* _TASK OBJECTIVE_:
Copy out the following records line for line, without altering a single character.

— START —

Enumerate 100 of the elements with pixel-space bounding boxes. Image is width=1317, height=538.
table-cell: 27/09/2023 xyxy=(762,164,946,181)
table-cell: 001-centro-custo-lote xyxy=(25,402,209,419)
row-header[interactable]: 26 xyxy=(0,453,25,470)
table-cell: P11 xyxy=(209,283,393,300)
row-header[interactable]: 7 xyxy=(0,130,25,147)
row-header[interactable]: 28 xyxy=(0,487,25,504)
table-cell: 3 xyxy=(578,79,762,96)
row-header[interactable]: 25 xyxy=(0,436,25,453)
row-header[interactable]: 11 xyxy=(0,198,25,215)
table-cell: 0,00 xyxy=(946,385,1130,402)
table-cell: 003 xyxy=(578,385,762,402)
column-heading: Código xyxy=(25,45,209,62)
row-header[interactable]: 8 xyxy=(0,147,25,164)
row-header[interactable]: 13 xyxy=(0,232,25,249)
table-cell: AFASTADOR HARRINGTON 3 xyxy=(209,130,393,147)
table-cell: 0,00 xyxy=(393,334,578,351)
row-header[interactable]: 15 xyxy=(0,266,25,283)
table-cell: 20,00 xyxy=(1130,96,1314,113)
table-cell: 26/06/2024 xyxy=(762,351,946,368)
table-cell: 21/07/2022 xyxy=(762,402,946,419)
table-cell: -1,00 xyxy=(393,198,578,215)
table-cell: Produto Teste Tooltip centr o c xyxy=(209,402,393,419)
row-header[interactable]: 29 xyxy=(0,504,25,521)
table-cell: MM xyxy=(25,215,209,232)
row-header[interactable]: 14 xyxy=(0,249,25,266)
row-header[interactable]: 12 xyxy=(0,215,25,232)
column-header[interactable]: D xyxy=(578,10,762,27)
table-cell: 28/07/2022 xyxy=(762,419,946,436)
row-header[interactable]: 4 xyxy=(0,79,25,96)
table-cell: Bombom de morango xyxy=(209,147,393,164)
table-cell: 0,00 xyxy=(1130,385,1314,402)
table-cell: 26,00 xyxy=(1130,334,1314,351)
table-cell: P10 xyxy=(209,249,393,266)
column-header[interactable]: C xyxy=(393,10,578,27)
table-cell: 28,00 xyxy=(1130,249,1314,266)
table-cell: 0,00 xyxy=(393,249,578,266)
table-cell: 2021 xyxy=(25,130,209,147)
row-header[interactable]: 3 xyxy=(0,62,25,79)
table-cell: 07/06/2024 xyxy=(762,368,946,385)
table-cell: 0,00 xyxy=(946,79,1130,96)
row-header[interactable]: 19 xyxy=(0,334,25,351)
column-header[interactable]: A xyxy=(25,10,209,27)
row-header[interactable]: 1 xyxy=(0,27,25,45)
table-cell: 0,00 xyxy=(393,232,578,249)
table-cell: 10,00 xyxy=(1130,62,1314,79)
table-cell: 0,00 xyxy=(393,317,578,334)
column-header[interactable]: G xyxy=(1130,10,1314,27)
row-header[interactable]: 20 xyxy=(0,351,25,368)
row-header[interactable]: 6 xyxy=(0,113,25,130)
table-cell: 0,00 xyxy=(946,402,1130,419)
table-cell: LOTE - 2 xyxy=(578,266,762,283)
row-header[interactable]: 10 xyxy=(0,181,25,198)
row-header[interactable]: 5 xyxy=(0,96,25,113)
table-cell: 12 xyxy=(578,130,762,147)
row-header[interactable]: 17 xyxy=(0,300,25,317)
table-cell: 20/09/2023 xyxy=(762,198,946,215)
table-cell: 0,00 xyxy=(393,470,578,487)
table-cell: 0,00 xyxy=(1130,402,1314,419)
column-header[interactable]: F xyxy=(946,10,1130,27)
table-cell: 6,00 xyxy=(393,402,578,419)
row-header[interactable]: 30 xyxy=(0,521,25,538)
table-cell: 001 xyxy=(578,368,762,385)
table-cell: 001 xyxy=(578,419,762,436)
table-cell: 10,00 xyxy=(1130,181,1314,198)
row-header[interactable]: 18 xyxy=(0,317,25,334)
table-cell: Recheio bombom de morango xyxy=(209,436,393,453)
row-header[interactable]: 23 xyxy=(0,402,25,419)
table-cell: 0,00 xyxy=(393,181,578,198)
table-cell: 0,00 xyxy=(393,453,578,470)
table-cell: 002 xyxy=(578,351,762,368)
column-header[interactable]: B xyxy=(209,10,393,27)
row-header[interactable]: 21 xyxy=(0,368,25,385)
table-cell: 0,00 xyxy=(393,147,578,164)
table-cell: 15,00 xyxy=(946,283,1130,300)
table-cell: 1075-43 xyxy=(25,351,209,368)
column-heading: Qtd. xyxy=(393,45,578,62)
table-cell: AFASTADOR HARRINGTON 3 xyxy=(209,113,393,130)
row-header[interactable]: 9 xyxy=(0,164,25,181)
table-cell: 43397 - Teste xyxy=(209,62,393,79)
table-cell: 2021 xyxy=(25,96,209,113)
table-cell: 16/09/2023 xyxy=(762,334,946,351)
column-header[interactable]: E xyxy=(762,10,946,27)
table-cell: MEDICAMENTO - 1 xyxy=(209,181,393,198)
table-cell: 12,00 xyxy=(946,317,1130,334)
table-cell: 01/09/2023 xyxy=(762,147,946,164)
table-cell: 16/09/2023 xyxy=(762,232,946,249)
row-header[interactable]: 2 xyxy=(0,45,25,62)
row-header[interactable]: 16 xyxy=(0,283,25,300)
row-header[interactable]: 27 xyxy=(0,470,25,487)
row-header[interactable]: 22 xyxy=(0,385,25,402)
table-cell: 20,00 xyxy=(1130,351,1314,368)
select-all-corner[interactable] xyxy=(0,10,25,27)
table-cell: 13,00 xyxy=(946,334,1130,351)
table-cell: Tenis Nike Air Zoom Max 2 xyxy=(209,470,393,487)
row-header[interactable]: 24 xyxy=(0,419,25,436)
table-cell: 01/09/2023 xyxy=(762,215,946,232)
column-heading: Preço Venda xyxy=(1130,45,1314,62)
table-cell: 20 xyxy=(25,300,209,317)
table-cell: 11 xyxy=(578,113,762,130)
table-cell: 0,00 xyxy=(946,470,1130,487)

— END —

* _SOLUTION FOR THIS TASK_:
Enumerate 100 of the elements with pixel-space bounding boxes. Image is width=1317, height=538.
table-cell: 27/09/2023 xyxy=(762,164,946,181)
table-cell: 001-centro-custo-lote xyxy=(25,402,209,419)
row-header[interactable]: 26 xyxy=(0,453,25,470)
table-cell: P11 xyxy=(209,283,393,300)
row-header[interactable]: 7 xyxy=(0,130,25,147)
row-header[interactable]: 28 xyxy=(0,487,25,504)
table-cell: 3 xyxy=(578,79,762,96)
row-header[interactable]: 25 xyxy=(0,436,25,453)
row-header[interactable]: 11 xyxy=(0,198,25,215)
table-cell: 0,00 xyxy=(946,385,1130,402)
table-cell: 003 xyxy=(578,385,762,402)
column-heading: Código xyxy=(25,45,209,62)
row-header[interactable]: 8 xyxy=(0,147,25,164)
row-header[interactable]: 13 xyxy=(0,232,25,249)
table-cell: AFASTADOR HARRINGTON 3 xyxy=(209,130,393,147)
table-cell: 0,00 xyxy=(393,334,578,351)
row-header[interactable]: 15 xyxy=(0,266,25,283)
table-cell: 20,00 xyxy=(1130,96,1314,113)
table-cell: 26/06/2024 xyxy=(762,351,946,368)
table-cell: 21/07/2022 xyxy=(762,402,946,419)
table-cell: -1,00 xyxy=(393,198,578,215)
table-cell: Produto Teste Tooltip centr o c xyxy=(209,402,393,419)
row-header[interactable]: 29 xyxy=(0,504,25,521)
table-cell: MM xyxy=(25,215,209,232)
row-header[interactable]: 14 xyxy=(0,249,25,266)
row-header[interactable]: 12 xyxy=(0,215,25,232)
column-header[interactable]: D xyxy=(578,10,762,27)
table-cell: 28/07/2022 xyxy=(762,419,946,436)
row-header[interactable]: 4 xyxy=(0,79,25,96)
table-cell: Bombom de morango xyxy=(209,147,393,164)
table-cell: 0,00 xyxy=(1130,385,1314,402)
table-cell: 26,00 xyxy=(1130,334,1314,351)
table-cell: P10 xyxy=(209,249,393,266)
column-header[interactable]: C xyxy=(393,10,578,27)
table-cell: 28,00 xyxy=(1130,249,1314,266)
table-cell: 0,00 xyxy=(393,249,578,266)
table-cell: 2021 xyxy=(25,130,209,147)
row-header[interactable]: 3 xyxy=(0,62,25,79)
table-cell: 07/06/2024 xyxy=(762,368,946,385)
table-cell: 0,00 xyxy=(946,79,1130,96)
row-header[interactable]: 19 xyxy=(0,334,25,351)
column-header[interactable]: A xyxy=(25,10,209,27)
row-header[interactable]: 1 xyxy=(0,27,25,45)
table-cell: 0,00 xyxy=(393,232,578,249)
table-cell: 10,00 xyxy=(1130,62,1314,79)
table-cell: 0,00 xyxy=(393,317,578,334)
column-header[interactable]: G xyxy=(1130,10,1314,27)
row-header[interactable]: 20 xyxy=(0,351,25,368)
row-header[interactable]: 6 xyxy=(0,113,25,130)
table-cell: 0,00 xyxy=(946,402,1130,419)
table-cell: LOTE - 2 xyxy=(578,266,762,283)
row-header[interactable]: 10 xyxy=(0,181,25,198)
row-header[interactable]: 5 xyxy=(0,96,25,113)
table-cell: 12 xyxy=(578,130,762,147)
row-header[interactable]: 17 xyxy=(0,300,25,317)
table-cell: 20/09/2023 xyxy=(762,198,946,215)
table-cell: 0,00 xyxy=(393,470,578,487)
table-cell: 0,00 xyxy=(1130,402,1314,419)
column-header[interactable]: F xyxy=(946,10,1130,27)
table-cell: 6,00 xyxy=(393,402,578,419)
row-header[interactable]: 30 xyxy=(0,521,25,538)
table-cell: 001 xyxy=(578,368,762,385)
table-cell: 001 xyxy=(578,419,762,436)
table-cell: 10,00 xyxy=(1130,181,1314,198)
row-header[interactable]: 18 xyxy=(0,317,25,334)
table-cell: Recheio bombom de morango xyxy=(209,436,393,453)
row-header[interactable]: 23 xyxy=(0,402,25,419)
table-cell: 0,00 xyxy=(393,181,578,198)
table-cell: 0,00 xyxy=(393,453,578,470)
table-cell: 002 xyxy=(578,351,762,368)
column-header[interactable]: B xyxy=(209,10,393,27)
row-header[interactable]: 21 xyxy=(0,368,25,385)
table-cell: 0,00 xyxy=(393,147,578,164)
table-cell: 15,00 xyxy=(946,283,1130,300)
table-cell: 1075-43 xyxy=(25,351,209,368)
column-heading: Qtd. xyxy=(393,45,578,62)
table-cell: AFASTADOR HARRINGTON 3 xyxy=(209,113,393,130)
row-header[interactable]: 9 xyxy=(0,164,25,181)
table-cell: 43397 - Teste xyxy=(209,62,393,79)
table-cell: 2021 xyxy=(25,96,209,113)
table-cell: 16/09/2023 xyxy=(762,334,946,351)
column-header[interactable]: E xyxy=(762,10,946,27)
table-cell: MEDICAMENTO - 1 xyxy=(209,181,393,198)
table-cell: 12,00 xyxy=(946,317,1130,334)
table-cell: 01/09/2023 xyxy=(762,147,946,164)
table-cell: 16/09/2023 xyxy=(762,232,946,249)
row-header[interactable]: 2 xyxy=(0,45,25,62)
row-header[interactable]: 16 xyxy=(0,283,25,300)
row-header[interactable]: 27 xyxy=(0,470,25,487)
row-header[interactable]: 22 xyxy=(0,385,25,402)
table-cell: 20,00 xyxy=(1130,351,1314,368)
select-all-corner[interactable] xyxy=(0,10,25,27)
table-cell: 13,00 xyxy=(946,334,1130,351)
table-cell: Tenis Nike Air Zoom Max 2 xyxy=(209,470,393,487)
row-header[interactable]: 24 xyxy=(0,419,25,436)
table-cell: 01/09/2023 xyxy=(762,215,946,232)
column-heading: Preço Venda xyxy=(1130,45,1314,62)
table-cell: 20 xyxy=(25,300,209,317)
table-cell: 11 xyxy=(578,113,762,130)
table-cell: 0,00 xyxy=(946,470,1130,487)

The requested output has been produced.